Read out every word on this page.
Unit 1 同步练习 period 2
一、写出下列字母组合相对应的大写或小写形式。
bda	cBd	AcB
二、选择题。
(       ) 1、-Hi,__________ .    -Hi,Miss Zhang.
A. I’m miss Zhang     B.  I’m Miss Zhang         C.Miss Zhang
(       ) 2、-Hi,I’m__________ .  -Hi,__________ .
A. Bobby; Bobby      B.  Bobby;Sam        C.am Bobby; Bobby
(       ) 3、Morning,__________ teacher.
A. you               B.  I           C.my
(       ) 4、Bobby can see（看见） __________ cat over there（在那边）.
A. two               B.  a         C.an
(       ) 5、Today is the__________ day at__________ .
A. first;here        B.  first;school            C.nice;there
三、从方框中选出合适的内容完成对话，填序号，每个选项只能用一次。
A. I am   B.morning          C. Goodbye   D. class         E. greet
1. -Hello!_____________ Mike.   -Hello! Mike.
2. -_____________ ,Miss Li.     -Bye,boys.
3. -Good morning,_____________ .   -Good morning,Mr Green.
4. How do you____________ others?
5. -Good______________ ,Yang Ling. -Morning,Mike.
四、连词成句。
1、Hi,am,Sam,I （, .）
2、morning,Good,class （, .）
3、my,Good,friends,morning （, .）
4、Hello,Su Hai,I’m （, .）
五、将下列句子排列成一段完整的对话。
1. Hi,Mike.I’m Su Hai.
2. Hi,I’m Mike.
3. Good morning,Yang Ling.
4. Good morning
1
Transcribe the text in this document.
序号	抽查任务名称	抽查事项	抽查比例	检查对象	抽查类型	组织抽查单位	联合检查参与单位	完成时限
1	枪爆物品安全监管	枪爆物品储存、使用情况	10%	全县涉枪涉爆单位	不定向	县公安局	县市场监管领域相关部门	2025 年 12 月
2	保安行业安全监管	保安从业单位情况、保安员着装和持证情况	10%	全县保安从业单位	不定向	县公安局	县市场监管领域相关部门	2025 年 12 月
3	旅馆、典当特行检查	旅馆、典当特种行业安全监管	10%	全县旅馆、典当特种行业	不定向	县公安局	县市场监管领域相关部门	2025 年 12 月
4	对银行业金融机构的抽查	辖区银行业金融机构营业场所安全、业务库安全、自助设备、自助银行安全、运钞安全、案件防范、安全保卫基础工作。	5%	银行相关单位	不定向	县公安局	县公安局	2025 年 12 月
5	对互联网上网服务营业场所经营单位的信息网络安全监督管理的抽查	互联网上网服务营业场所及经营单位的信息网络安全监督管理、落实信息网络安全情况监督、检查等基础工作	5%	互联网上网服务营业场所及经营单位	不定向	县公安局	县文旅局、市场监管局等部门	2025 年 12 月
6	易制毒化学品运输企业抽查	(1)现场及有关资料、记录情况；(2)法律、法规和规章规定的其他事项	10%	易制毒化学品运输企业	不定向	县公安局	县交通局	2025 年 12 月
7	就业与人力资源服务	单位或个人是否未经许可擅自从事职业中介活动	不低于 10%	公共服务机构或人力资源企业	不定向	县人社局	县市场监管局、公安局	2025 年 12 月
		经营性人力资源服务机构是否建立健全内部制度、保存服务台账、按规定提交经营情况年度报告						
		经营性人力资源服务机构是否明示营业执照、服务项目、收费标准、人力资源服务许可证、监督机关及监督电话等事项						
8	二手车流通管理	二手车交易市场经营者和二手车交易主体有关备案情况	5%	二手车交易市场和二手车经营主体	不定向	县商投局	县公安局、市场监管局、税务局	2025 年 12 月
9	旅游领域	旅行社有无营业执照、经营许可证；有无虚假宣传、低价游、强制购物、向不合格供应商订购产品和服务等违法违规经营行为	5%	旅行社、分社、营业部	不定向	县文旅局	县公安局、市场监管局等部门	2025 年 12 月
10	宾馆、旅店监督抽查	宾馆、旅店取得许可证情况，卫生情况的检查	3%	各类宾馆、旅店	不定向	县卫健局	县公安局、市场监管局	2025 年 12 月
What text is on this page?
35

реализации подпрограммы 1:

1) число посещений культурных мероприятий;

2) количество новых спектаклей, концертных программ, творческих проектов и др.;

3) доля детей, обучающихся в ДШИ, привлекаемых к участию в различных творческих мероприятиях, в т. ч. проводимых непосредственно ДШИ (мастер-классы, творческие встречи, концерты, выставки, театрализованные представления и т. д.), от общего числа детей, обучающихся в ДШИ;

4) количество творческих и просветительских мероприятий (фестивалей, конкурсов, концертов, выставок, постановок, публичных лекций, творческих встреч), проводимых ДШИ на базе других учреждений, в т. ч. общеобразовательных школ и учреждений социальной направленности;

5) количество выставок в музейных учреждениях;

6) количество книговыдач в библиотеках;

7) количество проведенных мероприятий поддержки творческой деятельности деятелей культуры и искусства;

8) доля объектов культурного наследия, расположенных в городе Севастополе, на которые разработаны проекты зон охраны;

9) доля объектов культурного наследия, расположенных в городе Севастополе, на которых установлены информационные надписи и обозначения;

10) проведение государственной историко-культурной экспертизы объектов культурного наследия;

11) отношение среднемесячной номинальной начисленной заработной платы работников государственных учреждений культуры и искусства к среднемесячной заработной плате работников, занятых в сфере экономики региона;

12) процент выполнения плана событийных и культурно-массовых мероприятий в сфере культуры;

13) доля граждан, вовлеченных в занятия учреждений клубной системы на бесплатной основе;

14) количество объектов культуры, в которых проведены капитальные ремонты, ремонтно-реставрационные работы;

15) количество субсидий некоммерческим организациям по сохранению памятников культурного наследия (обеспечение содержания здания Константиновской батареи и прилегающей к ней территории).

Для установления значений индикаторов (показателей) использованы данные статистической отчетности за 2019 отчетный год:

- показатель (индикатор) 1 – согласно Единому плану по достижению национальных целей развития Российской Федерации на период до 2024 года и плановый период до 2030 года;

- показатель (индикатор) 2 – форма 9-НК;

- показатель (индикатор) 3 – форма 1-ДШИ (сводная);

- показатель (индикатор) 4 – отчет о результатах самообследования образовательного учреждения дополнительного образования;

·····

## [The exercise]
Go through the material above line by line and copy it exactly.

## [Exercise solution]
Read out every word on this page.
Unit 1 同步练习 period 2
一、写出下列字母组合相对应的大写或小写形式。
bda	cBd	AcB
二、选择题。
(       ) 1、-Hi,__________ .    -Hi,Miss Zhang.
A. I’m miss Zhang     B.  I’m Miss Zhang         C.Miss Zhang
(       ) 2、-Hi,I’m__________ .  -Hi,__________ .
A. Bobby; Bobby      B.  Bobby;Sam        C.am Bobby; Bobby
(       ) 3、Morning,__________ teacher.
A. you               B.  I           C.my
(       ) 4、Bobby can see（看见） __________ cat over there（在那边）.
A. two               B.  a         C.an
(       ) 5、Today is the__________ day at__________ .
A. first;here        B.  first;school            C.nice;there
三、从方框中选出合适的内容完成对话，填序号，每个选项只能用一次。
A. I am   B.morning          C. Goodbye   D. class         E. greet
1. -Hello!_____________ Mike.   -Hello! Mike.
2. -_____________ ,Miss Li.     -Bye,boys.
3. -Good morning,_____________ .   -Good morning,Mr Green.
4. How do you____________ others?
5. -Good______________ ,Yang Ling. -Morning,Mike.
四、连词成句。
1、Hi,am,Sam,I （, .）
2、morning,Good,class （, .）
3、my,Good,friends,morning （, .）
4、Hello,Su Hai,I’m （, .）
五、将下列句子排列成一段完整的对话。
1. Hi,Mike.I’m Su Hai.
2. Hi,I’m Mike.
3. Good morning,Yang Ling.
4. Good morning
1
Transcribe the text in this document.
序号	抽查任务名称	抽查事项	抽查比例	检查对象	抽查类型	组织抽查单位	联合检查参与单位	完成时限
1	枪爆物品安全监管	枪爆物品储存、使用情况	10%	全县涉枪涉爆单位	不定向	县公安局	县市场监管领域相关部门	2025 年 12 月
2	保安行业安全监管	保安从业单位情况、保安员着装和持证情况	10%	全县保安从业单位	不定向	县公安局	县市场监管领域相关部门	2025 年 12 月
3	旅馆、典当特行检查	旅馆、典当特种行业安全监管	10%	全县旅馆、典当特种行业	不定向	县公安局	县市场监管领域相关部门	2025 年 12 月
4	对银行业金融机构的抽查	辖区银行业金融机构营业场所安全、业务库安全、自助设备、自助银行安全、运钞安全、案件防范、安全保卫基础工作。	5%	银行相关单位	不定向	县公安局	县公安局	2025 年 12 月
5	对互联网上网服务营业场所经营单位的信息网络安全监督管理的抽查	互联网上网服务营业场所及经营单位的信息网络安全监督管理、落实信息网络安全情况监督、检查等基础工作	5%	互联网上网服务营业场所及经营单位	不定向	县公安局	县文旅局、市场监管局等部门	2025 年 12 月
6	易制毒化学品运输企业抽查	(1)现场及有关资料、记录情况；(2)法律、法规和规章规定的其他事项	10%	易制毒化学品运输企业	不定向	县公安局	县交通局	2025 年 12 月
7	就业与人力资源服务	单位或个人是否未经许可擅自从事职业中介活动	不低于 10%	公共服务机构或人力资源企业	不定向	县人社局	县市场监管局、公安局	2025 年 12 月
		经营性人力资源服务机构是否建立健全内部制度、保存服务台账、按规定提交经营情况年度报告						
		经营性人力资源服务机构是否明示营业执照、服务项目、收费标准、人力资源服务许可证、监督机关及监督电话等事项						
8	二手车流通管理	二手车交易市场经营者和二手车交易主体有关备案情况	5%	二手车交易市场和二手车经营主体	不定向	县商投局	县公安局、市场监管局、税务局	2025 年 12 月
9	旅游领域	旅行社有无营业执照、经营许可证；有无虚假宣传、低价游、强制购物、向不合格供应商订购产品和服务等违法违规经营行为	5%	旅行社、分社、营业部	不定向	县文旅局	县公安局、市场监管局等部门	2025 年 12 月
10	宾馆、旅店监督抽查	宾馆、旅店取得许可证情况，卫生情况的检查	3%	各类宾馆、旅店	不定向	县卫健局	县公安局、市场监管局	2025 年 12 月
What text is on this page?
35

реализации подпрограммы 1:

1) число посещений культурных мероприятий;

2) количество новых спектаклей, концертных программ, творческих проектов и др.;

3) доля детей, обучающихся в ДШИ, привлекаемых к участию в различных творческих мероприятиях, в т. ч. проводимых непосредственно ДШИ (мастер-классы, творческие встречи, концерты, выставки, театрализованные представления и т. д.), от общего числа детей, обучающихся в ДШИ;

4) количество творческих и просветительских мероприятий (фестивалей, конкурсов, концертов, выставок, постановок, публичных лекций, творческих встреч), проводимых ДШИ на базе других учреждений, в т. ч. общеобразовательных школ и учреждений социальной направленности;

5) количество выставок в музейных учреждениях;

6) количество книговыдач в библиотеках;

7) количество проведенных мероприятий поддержки творческой деятельности деятелей культуры и искусства;

8) доля объектов культурного наследия, расположенных в городе Севастополе, на которые разработаны проекты зон охраны;

9) доля объектов культурного наследия, расположенных в городе Севастополе, на которых установлены информационные надписи и обозначения;

10) проведение государственной историко-культурной экспертизы объектов культурного наследия;

11) отношение среднемесячной номинальной начисленной заработной платы работников государственных учреждений культуры и искусства к среднемесячной заработной плате работников, занятых в сфере экономики региона;

12) процент выполнения плана событийных и культурно-массовых мероприятий в сфере культуры;

13) доля граждан, вовлеченных в занятия учреждений клубной системы на бесплатной основе;

14) количество объектов культуры, в которых проведены капитальные ремонты, ремонтно-реставрационные работы;

15) количество субсидий некоммерческим организациям по сохранению памятников культурного наследия (обеспечение содержания здания Константиновской батареи и прилегающей к ней территории).

Для установления значений индикаторов (показателей) использованы данные статистической отчетности за 2019 отчетный год:

- показатель (индикатор) 1 – согласно Единому плану по достижению национальных целей развития Российской Федерации на период до 2024 года и плановый период до 2030 года;

- показатель (индикатор) 2 – форма 9-НК;

- показатель (индикатор) 3 – форма 1-ДШИ (сводная);

- показатель (индикатор) 4 – отчет о результатах самообследования образовательного учреждения дополнительного образования;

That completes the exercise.